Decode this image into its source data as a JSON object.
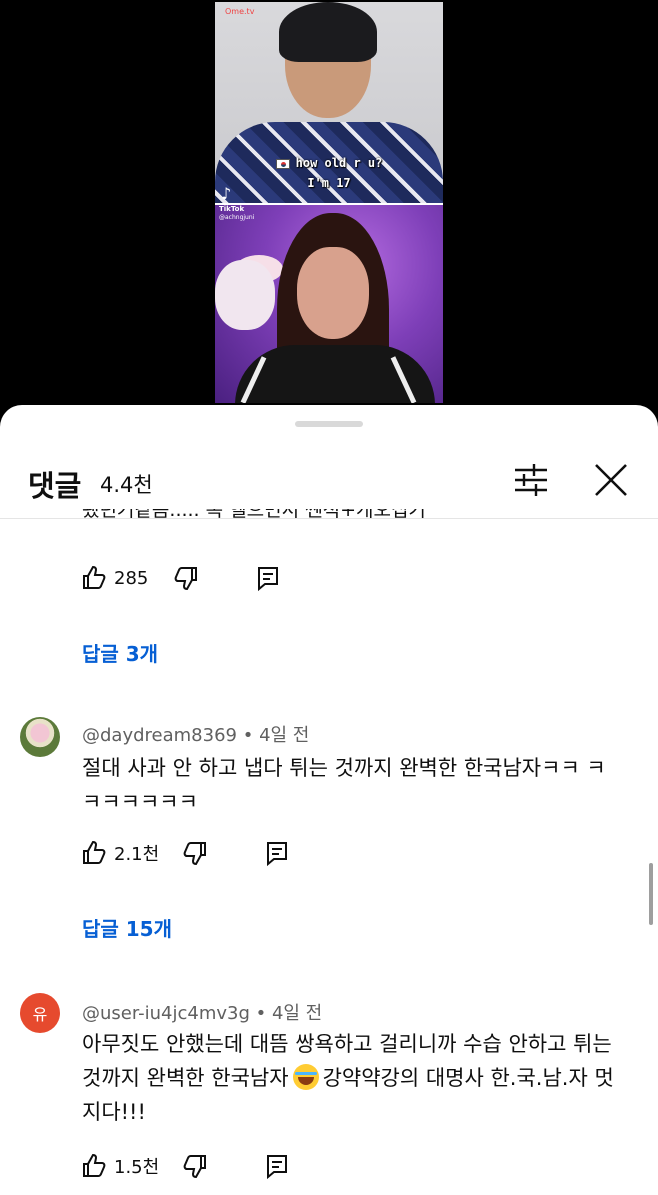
{
  "video": {
    "top_watermark": "Ome.tv",
    "caption_line1": "how old r u?",
    "caption_line2": "I'm 17",
    "tiktok_label": "TikTok",
    "tiktok_user": "@achngjuni"
  },
  "comments_sheet": {
    "title": "댓글",
    "count": "4.4천",
    "truncated_text": "됐던거같음..... 폭 헬으면서 쎈척+개오집기",
    "first_thread": {
      "likes": "285",
      "replies_label": "답글 3개"
    },
    "comments": [
      {
        "author": "@daydream8369",
        "time": "4일 전",
        "avatar_letter": "",
        "text": "절대 사과 안 하고 냅다 튀는 것까지 완벽한 한국남자ㅋㅋ ㅋㅋㅋㅋㅋㅋㅋ",
        "likes": "2.1천",
        "replies_label": "답글 15개"
      },
      {
        "author": "@user-iu4jc4mv3g",
        "time": "4일 전",
        "avatar_letter": "유",
        "text_before_emoji": "아무짓도 안했는데 대뜸 쌍욕하고 걸리니까 수습 안하고 튀는것까지 완벽한 한국남자",
        "emoji": "face-with-tears-of-joy",
        "text_after_emoji": "강약약강의 대명사 한.국.남.자 멋지다!!!",
        "likes": "1.5천"
      }
    ]
  },
  "colors": {
    "link_blue": "#065fd4",
    "avatar_orange": "#e64a2e",
    "text_primary": "#0f0f0f",
    "text_secondary": "#606060"
  }
}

- - -

## What is expected:
Output the lines above in full and exactly as given, omitting any pictures.

## The answer:
Decode this image into its source data as a JSON object.
{
  "video": {
    "top_watermark": "Ome.tv",
    "caption_line1": "how old r u?",
    "caption_line2": "I'm 17",
    "tiktok_label": "TikTok",
    "tiktok_user": "@achngjuni"
  },
  "comments_sheet": {
    "title": "댓글",
    "count": "4.4천",
    "truncated_text": "됐던거같음..... 폭 헬으면서 쎈척+개오집기",
    "first_thread": {
      "likes": "285",
      "replies_label": "답글 3개"
    },
    "comments": [
      {
        "author": "@daydream8369",
        "time": "4일 전",
        "avatar_letter": "",
        "text": "절대 사과 안 하고 냅다 튀는 것까지 완벽한 한국남자ㅋㅋ ㅋㅋㅋㅋㅋㅋㅋ",
        "likes": "2.1천",
        "replies_label": "답글 15개"
      },
      {
        "author": "@user-iu4jc4mv3g",
        "time": "4일 전",
        "avatar_letter": "유",
        "text_before_emoji": "아무짓도 안했는데 대뜸 쌍욕하고 걸리니까 수습 안하고 튀는것까지 완벽한 한국남자",
        "emoji": "face-with-tears-of-joy",
        "text_after_emoji": "강약약강의 대명사 한.국.남.자 멋지다!!!",
        "likes": "1.5천"
      }
    ]
  },
  "colors": {
    "link_blue": "#065fd4",
    "avatar_orange": "#e64a2e",
    "text_primary": "#0f0f0f",
    "text_secondary": "#606060"
  }
}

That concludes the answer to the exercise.